Data provided –
— START —

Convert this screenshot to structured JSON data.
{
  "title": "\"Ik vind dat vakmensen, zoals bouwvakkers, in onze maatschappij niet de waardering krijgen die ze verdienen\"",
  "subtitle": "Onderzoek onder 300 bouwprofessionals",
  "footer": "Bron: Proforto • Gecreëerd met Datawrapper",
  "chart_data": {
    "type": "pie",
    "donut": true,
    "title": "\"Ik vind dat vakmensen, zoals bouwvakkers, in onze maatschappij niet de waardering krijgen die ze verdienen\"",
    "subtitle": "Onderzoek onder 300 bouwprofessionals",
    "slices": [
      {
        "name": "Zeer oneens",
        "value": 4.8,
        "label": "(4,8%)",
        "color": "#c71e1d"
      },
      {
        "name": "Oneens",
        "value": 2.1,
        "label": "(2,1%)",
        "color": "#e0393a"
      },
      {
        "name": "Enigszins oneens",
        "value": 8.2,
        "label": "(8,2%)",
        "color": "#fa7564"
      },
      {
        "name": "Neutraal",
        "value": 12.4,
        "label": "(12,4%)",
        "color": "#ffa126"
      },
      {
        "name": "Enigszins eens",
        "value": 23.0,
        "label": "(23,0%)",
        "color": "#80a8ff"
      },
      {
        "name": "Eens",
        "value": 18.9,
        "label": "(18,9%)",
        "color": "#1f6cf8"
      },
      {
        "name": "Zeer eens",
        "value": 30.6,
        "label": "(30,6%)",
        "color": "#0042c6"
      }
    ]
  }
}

— END —
— START —

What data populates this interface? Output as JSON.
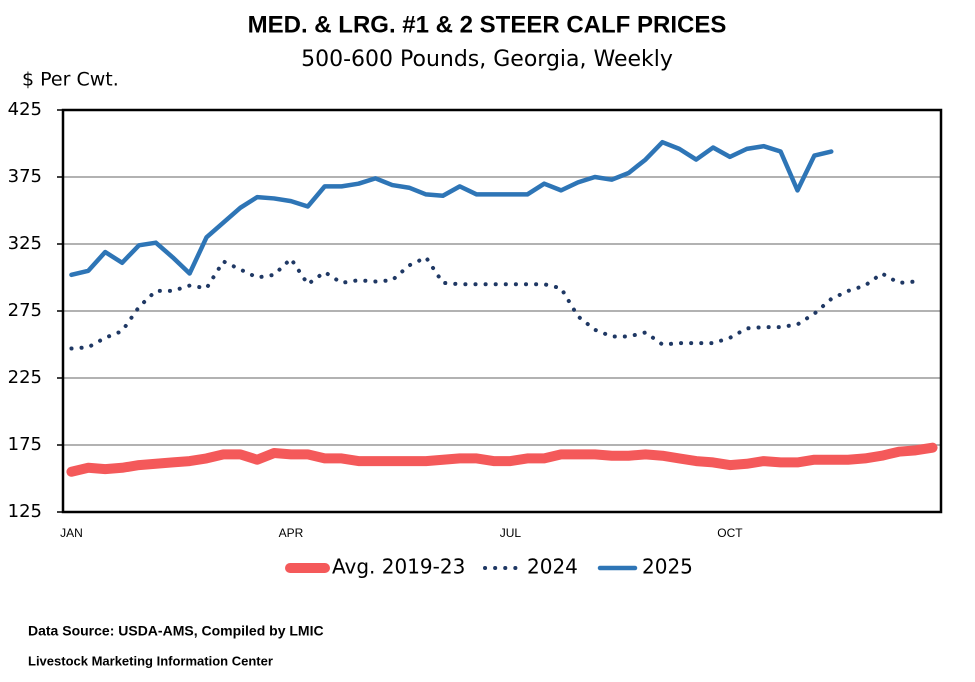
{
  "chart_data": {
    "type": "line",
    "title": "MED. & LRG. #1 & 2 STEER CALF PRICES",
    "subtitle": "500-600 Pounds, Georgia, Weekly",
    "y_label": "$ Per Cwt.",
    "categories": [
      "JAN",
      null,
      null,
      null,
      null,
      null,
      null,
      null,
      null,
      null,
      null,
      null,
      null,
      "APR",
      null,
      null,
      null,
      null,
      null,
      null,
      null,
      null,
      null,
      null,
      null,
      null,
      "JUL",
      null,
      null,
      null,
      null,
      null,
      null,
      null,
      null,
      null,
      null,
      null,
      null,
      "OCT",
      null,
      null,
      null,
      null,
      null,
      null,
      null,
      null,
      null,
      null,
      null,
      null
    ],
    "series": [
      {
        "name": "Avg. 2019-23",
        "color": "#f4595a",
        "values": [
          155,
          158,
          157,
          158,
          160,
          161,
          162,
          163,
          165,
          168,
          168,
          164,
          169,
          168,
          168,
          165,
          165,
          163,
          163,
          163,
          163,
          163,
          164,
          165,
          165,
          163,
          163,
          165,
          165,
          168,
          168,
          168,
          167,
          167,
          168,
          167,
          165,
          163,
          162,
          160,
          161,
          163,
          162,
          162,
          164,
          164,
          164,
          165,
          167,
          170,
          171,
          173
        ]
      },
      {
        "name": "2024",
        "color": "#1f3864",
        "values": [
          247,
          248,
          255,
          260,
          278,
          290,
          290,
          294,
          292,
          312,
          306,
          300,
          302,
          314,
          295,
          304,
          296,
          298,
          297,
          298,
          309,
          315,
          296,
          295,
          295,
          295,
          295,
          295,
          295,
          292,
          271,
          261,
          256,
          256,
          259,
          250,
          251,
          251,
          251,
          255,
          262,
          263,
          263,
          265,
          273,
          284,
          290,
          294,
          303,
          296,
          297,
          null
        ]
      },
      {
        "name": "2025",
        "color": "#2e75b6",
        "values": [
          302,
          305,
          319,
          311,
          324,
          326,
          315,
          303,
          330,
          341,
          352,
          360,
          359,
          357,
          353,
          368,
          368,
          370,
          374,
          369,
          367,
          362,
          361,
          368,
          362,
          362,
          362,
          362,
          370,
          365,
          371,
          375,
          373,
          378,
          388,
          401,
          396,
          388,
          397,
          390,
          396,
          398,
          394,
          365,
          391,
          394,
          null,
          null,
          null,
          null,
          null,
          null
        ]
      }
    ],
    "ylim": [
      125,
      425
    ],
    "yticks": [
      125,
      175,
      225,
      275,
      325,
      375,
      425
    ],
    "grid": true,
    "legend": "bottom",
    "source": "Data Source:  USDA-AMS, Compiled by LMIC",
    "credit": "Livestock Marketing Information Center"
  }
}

— END —
— START —

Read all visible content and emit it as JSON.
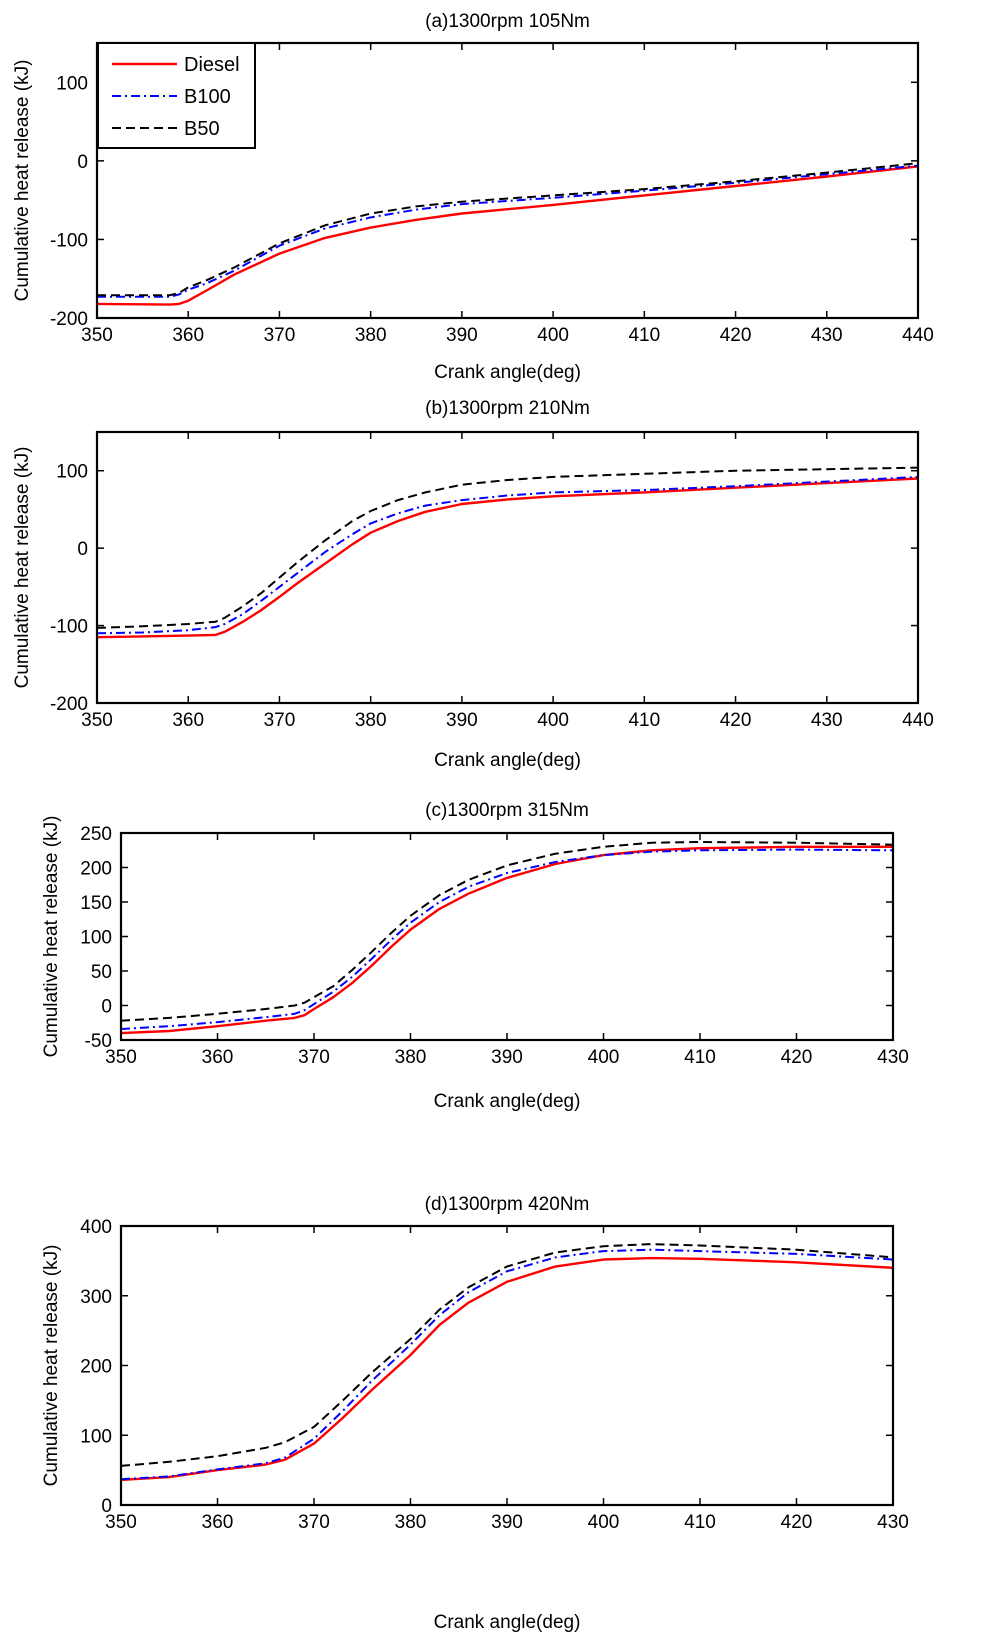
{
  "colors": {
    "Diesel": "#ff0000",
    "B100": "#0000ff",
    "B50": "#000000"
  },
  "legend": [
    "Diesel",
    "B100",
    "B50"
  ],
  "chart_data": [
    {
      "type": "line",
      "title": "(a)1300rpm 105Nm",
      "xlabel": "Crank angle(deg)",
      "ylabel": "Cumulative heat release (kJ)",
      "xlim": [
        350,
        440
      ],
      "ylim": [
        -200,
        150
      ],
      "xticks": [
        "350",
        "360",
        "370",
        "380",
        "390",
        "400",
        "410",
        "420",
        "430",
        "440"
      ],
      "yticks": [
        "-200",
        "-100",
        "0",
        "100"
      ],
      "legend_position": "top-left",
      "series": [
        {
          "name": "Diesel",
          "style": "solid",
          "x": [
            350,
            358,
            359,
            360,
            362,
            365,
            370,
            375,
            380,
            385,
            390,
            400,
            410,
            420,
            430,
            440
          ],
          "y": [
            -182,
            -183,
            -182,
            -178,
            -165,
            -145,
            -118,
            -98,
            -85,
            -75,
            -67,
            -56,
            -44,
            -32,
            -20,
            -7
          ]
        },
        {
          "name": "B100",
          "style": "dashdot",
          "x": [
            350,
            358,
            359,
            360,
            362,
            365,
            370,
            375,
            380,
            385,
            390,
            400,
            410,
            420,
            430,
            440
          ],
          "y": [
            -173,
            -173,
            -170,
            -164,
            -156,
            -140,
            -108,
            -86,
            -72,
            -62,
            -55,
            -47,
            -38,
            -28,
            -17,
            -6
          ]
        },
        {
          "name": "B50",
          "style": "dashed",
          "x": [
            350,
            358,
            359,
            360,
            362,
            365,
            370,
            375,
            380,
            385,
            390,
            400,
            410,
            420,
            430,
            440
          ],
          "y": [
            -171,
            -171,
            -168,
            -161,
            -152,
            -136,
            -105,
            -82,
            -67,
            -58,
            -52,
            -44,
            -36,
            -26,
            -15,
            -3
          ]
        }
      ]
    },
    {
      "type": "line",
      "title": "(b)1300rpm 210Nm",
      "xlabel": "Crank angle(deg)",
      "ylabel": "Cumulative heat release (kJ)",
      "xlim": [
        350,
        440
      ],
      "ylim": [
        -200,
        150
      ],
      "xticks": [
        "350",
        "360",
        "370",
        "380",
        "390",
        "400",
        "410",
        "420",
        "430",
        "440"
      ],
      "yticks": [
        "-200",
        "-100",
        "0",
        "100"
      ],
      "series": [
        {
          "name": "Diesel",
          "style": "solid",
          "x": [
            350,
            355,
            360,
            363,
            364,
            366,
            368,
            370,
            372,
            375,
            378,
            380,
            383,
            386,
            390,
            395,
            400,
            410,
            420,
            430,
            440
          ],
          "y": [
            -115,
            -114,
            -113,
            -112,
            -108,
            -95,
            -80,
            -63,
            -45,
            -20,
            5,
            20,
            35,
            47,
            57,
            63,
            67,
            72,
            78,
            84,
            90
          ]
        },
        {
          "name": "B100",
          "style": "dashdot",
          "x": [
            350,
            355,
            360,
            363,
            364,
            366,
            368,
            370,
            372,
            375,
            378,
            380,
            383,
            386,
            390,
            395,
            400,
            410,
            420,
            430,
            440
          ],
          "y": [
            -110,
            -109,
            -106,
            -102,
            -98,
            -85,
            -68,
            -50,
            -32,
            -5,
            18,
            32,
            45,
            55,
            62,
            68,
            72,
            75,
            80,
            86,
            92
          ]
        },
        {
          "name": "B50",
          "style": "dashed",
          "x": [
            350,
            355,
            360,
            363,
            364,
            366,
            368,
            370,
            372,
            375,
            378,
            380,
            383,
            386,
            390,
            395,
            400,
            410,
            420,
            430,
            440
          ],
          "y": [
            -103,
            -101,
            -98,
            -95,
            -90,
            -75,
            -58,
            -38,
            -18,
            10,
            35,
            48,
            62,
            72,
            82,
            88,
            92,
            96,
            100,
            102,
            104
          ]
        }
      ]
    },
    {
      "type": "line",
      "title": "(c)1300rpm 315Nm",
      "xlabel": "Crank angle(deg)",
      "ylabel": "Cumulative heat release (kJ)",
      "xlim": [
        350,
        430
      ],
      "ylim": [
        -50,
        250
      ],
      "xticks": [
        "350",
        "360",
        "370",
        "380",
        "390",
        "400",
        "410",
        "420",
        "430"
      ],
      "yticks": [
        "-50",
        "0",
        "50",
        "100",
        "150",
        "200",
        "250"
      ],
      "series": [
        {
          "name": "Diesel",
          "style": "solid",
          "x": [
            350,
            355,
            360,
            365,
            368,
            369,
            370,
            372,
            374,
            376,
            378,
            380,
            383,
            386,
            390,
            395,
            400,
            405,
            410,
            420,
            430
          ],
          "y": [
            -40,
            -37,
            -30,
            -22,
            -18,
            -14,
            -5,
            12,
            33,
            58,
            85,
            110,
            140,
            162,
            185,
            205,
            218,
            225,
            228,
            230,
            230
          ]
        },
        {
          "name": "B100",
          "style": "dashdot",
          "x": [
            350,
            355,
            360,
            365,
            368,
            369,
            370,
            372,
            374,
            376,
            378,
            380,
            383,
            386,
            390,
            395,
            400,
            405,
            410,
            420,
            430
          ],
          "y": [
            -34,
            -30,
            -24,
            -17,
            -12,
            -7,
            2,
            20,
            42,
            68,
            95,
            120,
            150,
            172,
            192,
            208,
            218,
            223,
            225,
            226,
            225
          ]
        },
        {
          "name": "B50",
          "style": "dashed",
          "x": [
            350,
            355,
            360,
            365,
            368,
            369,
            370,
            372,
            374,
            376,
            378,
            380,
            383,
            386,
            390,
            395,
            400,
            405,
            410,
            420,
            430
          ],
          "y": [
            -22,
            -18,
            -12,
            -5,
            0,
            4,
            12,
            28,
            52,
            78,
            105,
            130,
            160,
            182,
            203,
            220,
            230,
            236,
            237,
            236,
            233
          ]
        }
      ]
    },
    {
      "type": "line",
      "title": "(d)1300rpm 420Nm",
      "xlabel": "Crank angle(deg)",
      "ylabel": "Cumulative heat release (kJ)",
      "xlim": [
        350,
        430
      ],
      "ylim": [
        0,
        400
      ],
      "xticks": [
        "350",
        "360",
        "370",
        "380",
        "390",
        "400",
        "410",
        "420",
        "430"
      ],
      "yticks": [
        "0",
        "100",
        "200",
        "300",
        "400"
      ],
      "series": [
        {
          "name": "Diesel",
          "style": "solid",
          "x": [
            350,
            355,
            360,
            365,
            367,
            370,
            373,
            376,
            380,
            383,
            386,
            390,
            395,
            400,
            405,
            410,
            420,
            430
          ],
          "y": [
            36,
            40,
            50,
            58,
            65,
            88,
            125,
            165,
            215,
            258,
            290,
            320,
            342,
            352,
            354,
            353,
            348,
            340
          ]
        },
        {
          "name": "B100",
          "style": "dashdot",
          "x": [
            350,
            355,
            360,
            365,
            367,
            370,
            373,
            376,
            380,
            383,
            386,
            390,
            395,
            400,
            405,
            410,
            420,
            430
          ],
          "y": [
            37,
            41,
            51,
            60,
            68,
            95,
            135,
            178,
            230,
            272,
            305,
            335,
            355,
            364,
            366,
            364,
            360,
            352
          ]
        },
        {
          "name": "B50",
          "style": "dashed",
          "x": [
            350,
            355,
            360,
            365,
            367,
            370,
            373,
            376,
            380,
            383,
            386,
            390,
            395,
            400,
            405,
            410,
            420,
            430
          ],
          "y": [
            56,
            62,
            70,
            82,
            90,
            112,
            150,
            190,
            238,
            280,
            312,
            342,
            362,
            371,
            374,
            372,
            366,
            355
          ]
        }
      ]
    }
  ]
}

— END —

Do this –
Show all lines in the entries above where the word "onder" appears.

Exercise solution –
  "subtitle": "Onderzoek onder 300 bouwprofessionals",
    "subtitle": "Onderzoek onder 300 bouwprofessionals",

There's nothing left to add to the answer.